▶ **Stated goal**: Find and return each line containing "фойдаланишни".

▶ **Stored rows**:
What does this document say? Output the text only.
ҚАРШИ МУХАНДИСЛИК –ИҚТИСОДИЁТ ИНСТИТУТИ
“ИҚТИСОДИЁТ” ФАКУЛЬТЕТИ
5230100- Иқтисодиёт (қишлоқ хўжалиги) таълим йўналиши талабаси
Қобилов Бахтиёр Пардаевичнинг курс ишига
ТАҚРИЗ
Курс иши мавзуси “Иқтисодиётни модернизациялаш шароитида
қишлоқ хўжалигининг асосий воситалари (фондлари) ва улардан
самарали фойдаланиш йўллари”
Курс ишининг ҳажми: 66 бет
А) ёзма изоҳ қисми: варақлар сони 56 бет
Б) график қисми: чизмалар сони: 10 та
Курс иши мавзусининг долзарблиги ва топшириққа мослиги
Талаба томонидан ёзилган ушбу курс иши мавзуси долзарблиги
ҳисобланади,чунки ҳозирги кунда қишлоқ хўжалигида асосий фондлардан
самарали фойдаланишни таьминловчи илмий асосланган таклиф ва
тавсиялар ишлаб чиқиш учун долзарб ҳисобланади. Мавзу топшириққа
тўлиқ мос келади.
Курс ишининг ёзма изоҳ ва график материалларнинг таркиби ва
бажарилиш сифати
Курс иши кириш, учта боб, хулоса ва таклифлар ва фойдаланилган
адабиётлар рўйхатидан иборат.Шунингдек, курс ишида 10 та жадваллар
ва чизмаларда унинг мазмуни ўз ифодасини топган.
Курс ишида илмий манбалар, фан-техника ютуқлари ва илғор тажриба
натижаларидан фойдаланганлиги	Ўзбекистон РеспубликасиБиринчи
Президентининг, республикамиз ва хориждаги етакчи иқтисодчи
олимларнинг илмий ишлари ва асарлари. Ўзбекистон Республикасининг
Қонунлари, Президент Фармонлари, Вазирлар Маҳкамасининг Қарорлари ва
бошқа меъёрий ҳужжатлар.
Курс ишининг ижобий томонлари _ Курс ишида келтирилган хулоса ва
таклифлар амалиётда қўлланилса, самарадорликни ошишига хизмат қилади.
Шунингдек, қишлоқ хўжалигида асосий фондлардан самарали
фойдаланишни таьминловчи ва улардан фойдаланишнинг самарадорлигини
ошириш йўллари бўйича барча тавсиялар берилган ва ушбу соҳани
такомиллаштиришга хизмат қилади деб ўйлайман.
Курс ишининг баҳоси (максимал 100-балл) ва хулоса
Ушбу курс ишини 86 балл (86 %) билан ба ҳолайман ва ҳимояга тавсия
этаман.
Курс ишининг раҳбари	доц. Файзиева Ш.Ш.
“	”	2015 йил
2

▶ **Solution for this exercise**:
самарали фойдаланишни таьминловчи илмий асосланган таклиф ва
фойдаланишни таьминловчи ва улардан фойдаланишнинг самарадорлигини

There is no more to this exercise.